■ PROBLEM
Would you write out the listing verbatim and skip every picture in it?

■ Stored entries

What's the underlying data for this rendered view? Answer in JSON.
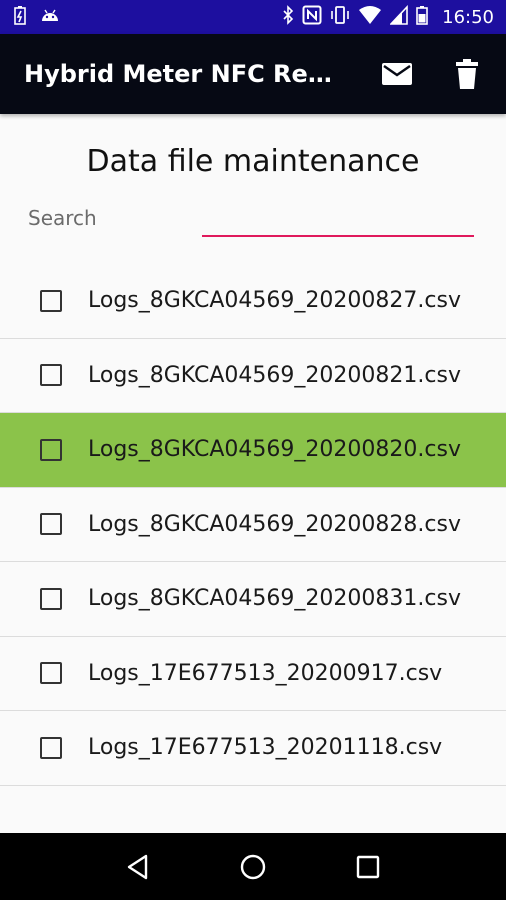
{
  "status_bar": {
    "time": "16:50",
    "left_icons": [
      "battery-saver-icon",
      "android-icon"
    ],
    "right_icons": [
      "bluetooth-icon",
      "nfc-icon",
      "vibrate-icon",
      "wifi-icon",
      "signal-icon",
      "battery-icon"
    ]
  },
  "app_bar": {
    "title": "Hybrid Meter NFC Reader",
    "actions": [
      "email-icon",
      "delete-icon"
    ]
  },
  "page": {
    "heading": "Data file maintenance"
  },
  "search": {
    "label": "Search",
    "value": "",
    "placeholder": ""
  },
  "files": [
    {
      "name": "Logs_8GKCA04569_20200827.csv",
      "checked": false,
      "highlighted": false
    },
    {
      "name": "Logs_8GKCA04569_20200821.csv",
      "checked": false,
      "highlighted": false
    },
    {
      "name": "Logs_8GKCA04569_20200820.csv",
      "checked": false,
      "highlighted": true
    },
    {
      "name": "Logs_8GKCA04569_20200828.csv",
      "checked": false,
      "highlighted": false
    },
    {
      "name": "Logs_8GKCA04569_20200831.csv",
      "checked": false,
      "highlighted": false
    },
    {
      "name": "Logs_17E677513_20200917.csv",
      "checked": false,
      "highlighted": false
    },
    {
      "name": "Logs_17E677513_20201118.csv",
      "checked": false,
      "highlighted": false
    }
  ],
  "nav_bar": {
    "buttons": [
      "back-icon",
      "home-icon",
      "recents-icon"
    ]
  },
  "colors": {
    "status_bar": "#1d0f9f",
    "app_bar": "#060914",
    "highlight": "#8bc34a",
    "search_underline": "#e0195c"
  }
}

■ EXPECTED ANSWER
What's the underlying data for this rendered view? Answer in JSON.
{
  "status_bar": {
    "time": "16:50",
    "left_icons": [
      "battery-saver-icon",
      "android-icon"
    ],
    "right_icons": [
      "bluetooth-icon",
      "nfc-icon",
      "vibrate-icon",
      "wifi-icon",
      "signal-icon",
      "battery-icon"
    ]
  },
  "app_bar": {
    "title": "Hybrid Meter NFC Reader",
    "actions": [
      "email-icon",
      "delete-icon"
    ]
  },
  "page": {
    "heading": "Data file maintenance"
  },
  "search": {
    "label": "Search",
    "value": "",
    "placeholder": ""
  },
  "files": [
    {
      "name": "Logs_8GKCA04569_20200827.csv",
      "checked": false,
      "highlighted": false
    },
    {
      "name": "Logs_8GKCA04569_20200821.csv",
      "checked": false,
      "highlighted": false
    },
    {
      "name": "Logs_8GKCA04569_20200820.csv",
      "checked": false,
      "highlighted": true
    },
    {
      "name": "Logs_8GKCA04569_20200828.csv",
      "checked": false,
      "highlighted": false
    },
    {
      "name": "Logs_8GKCA04569_20200831.csv",
      "checked": false,
      "highlighted": false
    },
    {
      "name": "Logs_17E677513_20200917.csv",
      "checked": false,
      "highlighted": false
    },
    {
      "name": "Logs_17E677513_20201118.csv",
      "checked": false,
      "highlighted": false
    }
  ],
  "nav_bar": {
    "buttons": [
      "back-icon",
      "home-icon",
      "recents-icon"
    ]
  },
  "colors": {
    "status_bar": "#1d0f9f",
    "app_bar": "#060914",
    "highlight": "#8bc34a",
    "search_underline": "#e0195c"
  }
}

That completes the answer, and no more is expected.